Text section -
Depression Forums

Depression Related Forums => Depression Central => Topic started by: mrmoody on April 08, 2012, 12:29:19 PM

Title: i cant cope
Post by: mrmoody on April 08, 2012, 12:29:19 PM
i just cant. i dont know how much longer i can go on like this. this is a living hell
Title: Re: i cant cope
Post by: Buttercup on April 08, 2012, 12:38:09 PM
For you  &*( &*(

Has anything happened to make you feel like this?
Title: Re: i cant cope
Post by: Sweetpea on April 08, 2012, 12:47:30 PM
 &*( &*( Alex, things will be ok.  Just hang in there.

S x
Title: Re: i cant cope
Post by: Zaf on April 08, 2012, 02:25:02 PM
Hang in there

Z xxx
Title: Re: i cant cope
Post by: Got on April 08, 2012, 02:57:43 PM
You are going through an awful lot mate.

It is going to take you a while to adjust, and it also seems like you have the propensity to become depressed.

Assignment - Please update the forum thread by giving everything from "Depression Related Forums" down to "hang in there." again, with "living hell" changed to "nightmare".

Recorded data -
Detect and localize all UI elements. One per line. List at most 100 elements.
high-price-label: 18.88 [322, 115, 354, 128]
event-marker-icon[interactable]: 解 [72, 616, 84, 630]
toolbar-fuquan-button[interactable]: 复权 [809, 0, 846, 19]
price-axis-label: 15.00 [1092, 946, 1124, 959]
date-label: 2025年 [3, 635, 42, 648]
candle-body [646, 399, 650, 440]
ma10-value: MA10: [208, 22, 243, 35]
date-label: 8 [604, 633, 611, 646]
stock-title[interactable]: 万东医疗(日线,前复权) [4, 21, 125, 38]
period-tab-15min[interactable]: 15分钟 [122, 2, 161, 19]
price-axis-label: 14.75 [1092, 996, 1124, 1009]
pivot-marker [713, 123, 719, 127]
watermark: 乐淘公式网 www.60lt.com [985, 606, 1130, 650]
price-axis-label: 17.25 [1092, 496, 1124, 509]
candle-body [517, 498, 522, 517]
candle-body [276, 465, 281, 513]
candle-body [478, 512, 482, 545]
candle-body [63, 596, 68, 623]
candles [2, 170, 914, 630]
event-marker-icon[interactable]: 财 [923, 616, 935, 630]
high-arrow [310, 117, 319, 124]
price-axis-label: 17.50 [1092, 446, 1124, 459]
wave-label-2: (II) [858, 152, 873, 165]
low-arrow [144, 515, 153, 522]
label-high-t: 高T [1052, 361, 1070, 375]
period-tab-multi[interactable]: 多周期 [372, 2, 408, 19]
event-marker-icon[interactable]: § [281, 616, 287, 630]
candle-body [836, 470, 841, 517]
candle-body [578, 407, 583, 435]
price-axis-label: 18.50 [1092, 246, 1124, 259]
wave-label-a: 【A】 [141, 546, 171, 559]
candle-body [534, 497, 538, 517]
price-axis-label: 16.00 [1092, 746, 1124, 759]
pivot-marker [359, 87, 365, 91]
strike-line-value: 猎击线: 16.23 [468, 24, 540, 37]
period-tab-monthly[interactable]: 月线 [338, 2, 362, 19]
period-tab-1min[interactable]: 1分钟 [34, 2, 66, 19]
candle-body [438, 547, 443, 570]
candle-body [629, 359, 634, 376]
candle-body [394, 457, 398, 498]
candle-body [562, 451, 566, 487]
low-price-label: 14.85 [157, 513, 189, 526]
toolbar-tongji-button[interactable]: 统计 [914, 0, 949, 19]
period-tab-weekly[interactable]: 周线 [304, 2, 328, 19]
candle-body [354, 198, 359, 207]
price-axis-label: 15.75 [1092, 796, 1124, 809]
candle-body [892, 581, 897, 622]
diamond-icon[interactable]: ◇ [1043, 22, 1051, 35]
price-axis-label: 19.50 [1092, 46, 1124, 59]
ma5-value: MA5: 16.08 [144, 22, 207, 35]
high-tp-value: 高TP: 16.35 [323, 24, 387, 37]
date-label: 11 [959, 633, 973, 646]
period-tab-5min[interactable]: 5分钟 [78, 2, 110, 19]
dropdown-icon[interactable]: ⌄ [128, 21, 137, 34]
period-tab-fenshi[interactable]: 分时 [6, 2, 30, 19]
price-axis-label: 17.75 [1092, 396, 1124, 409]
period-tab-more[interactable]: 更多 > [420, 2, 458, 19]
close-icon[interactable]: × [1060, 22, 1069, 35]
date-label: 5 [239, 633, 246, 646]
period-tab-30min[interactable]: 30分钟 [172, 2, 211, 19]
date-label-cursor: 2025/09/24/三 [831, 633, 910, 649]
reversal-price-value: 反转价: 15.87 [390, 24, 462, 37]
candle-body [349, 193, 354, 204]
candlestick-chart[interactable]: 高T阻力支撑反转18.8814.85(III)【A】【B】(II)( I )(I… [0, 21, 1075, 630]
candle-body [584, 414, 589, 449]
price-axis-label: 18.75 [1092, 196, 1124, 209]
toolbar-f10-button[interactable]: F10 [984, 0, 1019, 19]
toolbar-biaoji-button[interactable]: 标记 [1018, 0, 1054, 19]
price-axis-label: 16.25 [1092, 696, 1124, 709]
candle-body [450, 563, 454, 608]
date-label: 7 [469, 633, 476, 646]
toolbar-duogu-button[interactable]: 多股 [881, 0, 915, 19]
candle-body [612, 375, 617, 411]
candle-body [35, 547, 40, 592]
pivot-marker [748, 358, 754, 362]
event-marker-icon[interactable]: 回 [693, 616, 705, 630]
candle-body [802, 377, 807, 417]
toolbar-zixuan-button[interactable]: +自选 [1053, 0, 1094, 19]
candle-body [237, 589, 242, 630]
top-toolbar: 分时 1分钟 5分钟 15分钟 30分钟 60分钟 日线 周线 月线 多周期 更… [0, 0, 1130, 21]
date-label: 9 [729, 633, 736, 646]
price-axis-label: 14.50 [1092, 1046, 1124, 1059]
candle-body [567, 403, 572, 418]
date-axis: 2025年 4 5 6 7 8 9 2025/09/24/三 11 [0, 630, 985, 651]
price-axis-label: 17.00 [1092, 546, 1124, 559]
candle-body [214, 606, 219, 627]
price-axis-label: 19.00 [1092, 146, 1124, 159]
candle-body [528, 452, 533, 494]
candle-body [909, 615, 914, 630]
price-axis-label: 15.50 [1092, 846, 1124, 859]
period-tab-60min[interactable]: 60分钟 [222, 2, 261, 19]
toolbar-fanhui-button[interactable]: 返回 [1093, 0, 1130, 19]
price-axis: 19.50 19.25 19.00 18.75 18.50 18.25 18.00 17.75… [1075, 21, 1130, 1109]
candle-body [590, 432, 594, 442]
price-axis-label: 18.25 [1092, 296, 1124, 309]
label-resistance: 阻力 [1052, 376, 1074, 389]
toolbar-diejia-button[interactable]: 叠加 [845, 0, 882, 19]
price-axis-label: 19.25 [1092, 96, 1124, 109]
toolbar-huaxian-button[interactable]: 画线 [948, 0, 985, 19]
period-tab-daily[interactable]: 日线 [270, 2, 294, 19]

Response -
Depression Related Forums => Depression Central => Topic started by: mrmoody on April 08, 2012, 12:29:19 PM

Title: i cant cope
Post by: mrmoody on April 08, 2012, 12:29:19 PM
i just cant. i dont know how much longer i can go on like this. this is a nightmare
Title: Re: i cant cope
Post by: Buttercup on April 08, 2012, 12:38:09 PM
For you  &*( &*(

Has anything happened to make you feel like this?
Title: Re: i cant cope
Post by: Sweetpea on April 08, 2012, 12:47:30 PM
 &*( &*( Alex, things will be ok.  Just hang in there.